Go through the listing and write out all of it exactly.
──────── Listed entries ────────
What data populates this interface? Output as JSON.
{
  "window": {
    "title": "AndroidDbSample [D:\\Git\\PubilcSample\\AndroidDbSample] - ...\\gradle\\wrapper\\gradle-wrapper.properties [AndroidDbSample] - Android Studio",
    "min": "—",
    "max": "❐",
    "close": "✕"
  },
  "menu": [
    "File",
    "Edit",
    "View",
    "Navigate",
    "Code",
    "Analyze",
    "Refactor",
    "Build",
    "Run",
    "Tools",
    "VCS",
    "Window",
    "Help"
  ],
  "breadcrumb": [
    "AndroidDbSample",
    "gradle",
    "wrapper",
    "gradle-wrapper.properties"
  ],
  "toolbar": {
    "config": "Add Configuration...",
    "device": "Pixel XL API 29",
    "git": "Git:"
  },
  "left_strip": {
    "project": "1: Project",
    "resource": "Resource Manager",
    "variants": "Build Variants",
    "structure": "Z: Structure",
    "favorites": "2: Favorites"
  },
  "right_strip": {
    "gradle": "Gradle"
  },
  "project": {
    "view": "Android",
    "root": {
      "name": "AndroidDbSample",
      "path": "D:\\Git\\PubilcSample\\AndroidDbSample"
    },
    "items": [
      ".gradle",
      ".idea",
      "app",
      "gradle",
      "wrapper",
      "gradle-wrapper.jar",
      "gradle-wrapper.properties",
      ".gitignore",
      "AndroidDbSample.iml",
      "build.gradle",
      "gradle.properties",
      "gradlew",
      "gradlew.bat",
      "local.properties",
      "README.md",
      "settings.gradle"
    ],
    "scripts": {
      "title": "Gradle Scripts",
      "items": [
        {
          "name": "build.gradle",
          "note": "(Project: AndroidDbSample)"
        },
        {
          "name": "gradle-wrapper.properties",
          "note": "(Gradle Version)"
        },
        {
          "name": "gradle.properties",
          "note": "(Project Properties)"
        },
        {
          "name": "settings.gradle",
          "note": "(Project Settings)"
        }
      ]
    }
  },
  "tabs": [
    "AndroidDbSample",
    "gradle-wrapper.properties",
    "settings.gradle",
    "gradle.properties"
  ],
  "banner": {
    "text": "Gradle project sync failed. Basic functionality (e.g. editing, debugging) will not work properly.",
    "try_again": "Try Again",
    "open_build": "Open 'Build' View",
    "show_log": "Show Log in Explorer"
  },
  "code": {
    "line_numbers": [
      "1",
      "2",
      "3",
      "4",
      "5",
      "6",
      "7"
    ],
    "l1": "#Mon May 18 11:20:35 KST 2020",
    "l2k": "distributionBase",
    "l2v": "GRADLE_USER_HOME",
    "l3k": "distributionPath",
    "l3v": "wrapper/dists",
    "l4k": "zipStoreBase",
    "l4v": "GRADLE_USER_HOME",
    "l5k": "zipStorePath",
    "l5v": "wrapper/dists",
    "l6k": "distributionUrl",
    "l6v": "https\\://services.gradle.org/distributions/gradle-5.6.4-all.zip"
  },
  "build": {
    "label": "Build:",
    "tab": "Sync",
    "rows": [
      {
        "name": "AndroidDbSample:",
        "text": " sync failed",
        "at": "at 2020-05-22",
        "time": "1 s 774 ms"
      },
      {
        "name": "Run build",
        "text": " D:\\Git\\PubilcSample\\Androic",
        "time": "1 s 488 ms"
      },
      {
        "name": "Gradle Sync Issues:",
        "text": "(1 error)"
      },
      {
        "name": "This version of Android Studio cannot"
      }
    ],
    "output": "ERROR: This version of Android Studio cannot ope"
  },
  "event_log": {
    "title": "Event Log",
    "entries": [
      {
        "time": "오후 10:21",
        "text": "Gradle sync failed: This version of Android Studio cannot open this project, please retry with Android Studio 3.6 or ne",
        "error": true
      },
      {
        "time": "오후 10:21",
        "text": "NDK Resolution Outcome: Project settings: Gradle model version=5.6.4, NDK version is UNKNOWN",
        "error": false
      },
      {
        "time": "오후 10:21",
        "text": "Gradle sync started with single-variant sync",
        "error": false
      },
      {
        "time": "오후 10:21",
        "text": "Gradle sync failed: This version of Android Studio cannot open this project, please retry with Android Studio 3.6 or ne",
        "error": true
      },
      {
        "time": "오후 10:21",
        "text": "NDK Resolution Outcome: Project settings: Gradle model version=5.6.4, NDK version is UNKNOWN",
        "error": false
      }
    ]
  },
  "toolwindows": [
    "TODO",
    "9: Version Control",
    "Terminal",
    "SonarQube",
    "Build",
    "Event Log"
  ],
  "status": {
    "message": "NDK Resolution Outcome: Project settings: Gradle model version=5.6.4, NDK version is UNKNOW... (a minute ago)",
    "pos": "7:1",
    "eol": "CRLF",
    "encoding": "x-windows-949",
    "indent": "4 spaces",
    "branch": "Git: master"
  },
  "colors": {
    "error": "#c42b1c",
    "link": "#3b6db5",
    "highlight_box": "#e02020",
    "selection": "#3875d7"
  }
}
────────
● Worked answer:
What data populates this interface? Output as JSON.
{
  "window": {
    "title": "AndroidDbSample [D:\\Git\\PubilcSample\\AndroidDbSample] - ...\\gradle\\wrapper\\gradle-wrapper.properties [AndroidDbSample] - Android Studio",
    "min": "—",
    "max": "❐",
    "close": "✕"
  },
  "menu": [
    "File",
    "Edit",
    "View",
    "Navigate",
    "Code",
    "Analyze",
    "Refactor",
    "Build",
    "Run",
    "Tools",
    "VCS",
    "Window",
    "Help"
  ],
  "breadcrumb": [
    "AndroidDbSample",
    "gradle",
    "wrapper",
    "gradle-wrapper.properties"
  ],
  "toolbar": {
    "config": "Add Configuration...",
    "device": "Pixel XL API 29",
    "git": "Git:"
  },
  "left_strip": {
    "project": "1: Project",
    "resource": "Resource Manager",
    "variants": "Build Variants",
    "structure": "Z: Structure",
    "favorites": "2: Favorites"
  },
  "right_strip": {
    "gradle": "Gradle"
  },
  "project": {
    "view": "Android",
    "root": {
      "name": "AndroidDbSample",
      "path": "D:\\Git\\PubilcSample\\AndroidDbSample"
    },
    "items": [
      ".gradle",
      ".idea",
      "app",
      "gradle",
      "wrapper",
      "gradle-wrapper.jar",
      "gradle-wrapper.properties",
      ".gitignore",
      "AndroidDbSample.iml",
      "build.gradle",
      "gradle.properties",
      "gradlew",
      "gradlew.bat",
      "local.properties",
      "README.md",
      "settings.gradle"
    ],
    "scripts": {
      "title": "Gradle Scripts",
      "items": [
        {
          "name": "build.gradle",
          "note": "(Project: AndroidDbSample)"
        },
        {
          "name": "gradle-wrapper.properties",
          "note": "(Gradle Version)"
        },
        {
          "name": "gradle.properties",
          "note": "(Project Properties)"
        },
        {
          "name": "settings.gradle",
          "note": "(Project Settings)"
        }
      ]
    }
  },
  "tabs": [
    "AndroidDbSample",
    "gradle-wrapper.properties",
    "settings.gradle",
    "gradle.properties"
  ],
  "banner": {
    "text": "Gradle project sync failed. Basic functionality (e.g. editing, debugging) will not work properly.",
    "try_again": "Try Again",
    "open_build": "Open 'Build' View",
    "show_log": "Show Log in Explorer"
  },
  "code": {
    "line_numbers": [
      "1",
      "2",
      "3",
      "4",
      "5",
      "6",
      "7"
    ],
    "l1": "#Mon May 18 11:20:35 KST 2020",
    "l2k": "distributionBase",
    "l2v": "GRADLE_USER_HOME",
    "l3k": "distributionPath",
    "l3v": "wrapper/dists",
    "l4k": "zipStoreBase",
    "l4v": "GRADLE_USER_HOME",
    "l5k": "zipStorePath",
    "l5v": "wrapper/dists",
    "l6k": "distributionUrl",
    "l6v": "https\\://services.gradle.org/distributions/gradle-5.6.4-all.zip"
  },
  "build": {
    "label": "Build:",
    "tab": "Sync",
    "rows": [
      {
        "name": "AndroidDbSample:",
        "text": " sync failed",
        "at": "at 2020-05-22",
        "time": "1 s 774 ms"
      },
      {
        "name": "Run build",
        "text": " D:\\Git\\PubilcSample\\Androic",
        "time": "1 s 488 ms"
      },
      {
        "name": "Gradle Sync Issues:",
        "text": "(1 error)"
      },
      {
        "name": "This version of Android Studio cannot"
      }
    ],
    "output": "ERROR: This version of Android Studio cannot ope"
  },
  "event_log": {
    "title": "Event Log",
    "entries": [
      {
        "time": "오후 10:21",
        "text": "Gradle sync failed: This version of Android Studio cannot open this project, please retry with Android Studio 3.6 or ne",
        "error": true
      },
      {
        "time": "오후 10:21",
        "text": "NDK Resolution Outcome: Project settings: Gradle model version=5.6.4, NDK version is UNKNOWN",
        "error": false
      },
      {
        "time": "오후 10:21",
        "text": "Gradle sync started with single-variant sync",
        "error": false
      },
      {
        "time": "오후 10:21",
        "text": "Gradle sync failed: This version of Android Studio cannot open this project, please retry with Android Studio 3.6 or ne",
        "error": true
      },
      {
        "time": "오후 10:21",
        "text": "NDK Resolution Outcome: Project settings: Gradle model version=5.6.4, NDK version is UNKNOWN",
        "error": false
      }
    ]
  },
  "toolwindows": [
    "TODO",
    "9: Version Control",
    "Terminal",
    "SonarQube",
    "Build",
    "Event Log"
  ],
  "status": {
    "message": "NDK Resolution Outcome: Project settings: Gradle model version=5.6.4, NDK version is UNKNOW... (a minute ago)",
    "pos": "7:1",
    "eol": "CRLF",
    "encoding": "x-windows-949",
    "indent": "4 spaces",
    "branch": "Git: master"
  },
  "colors": {
    "error": "#c42b1c",
    "link": "#3b6db5",
    "highlight_box": "#e02020",
    "selection": "#3875d7"
  }
}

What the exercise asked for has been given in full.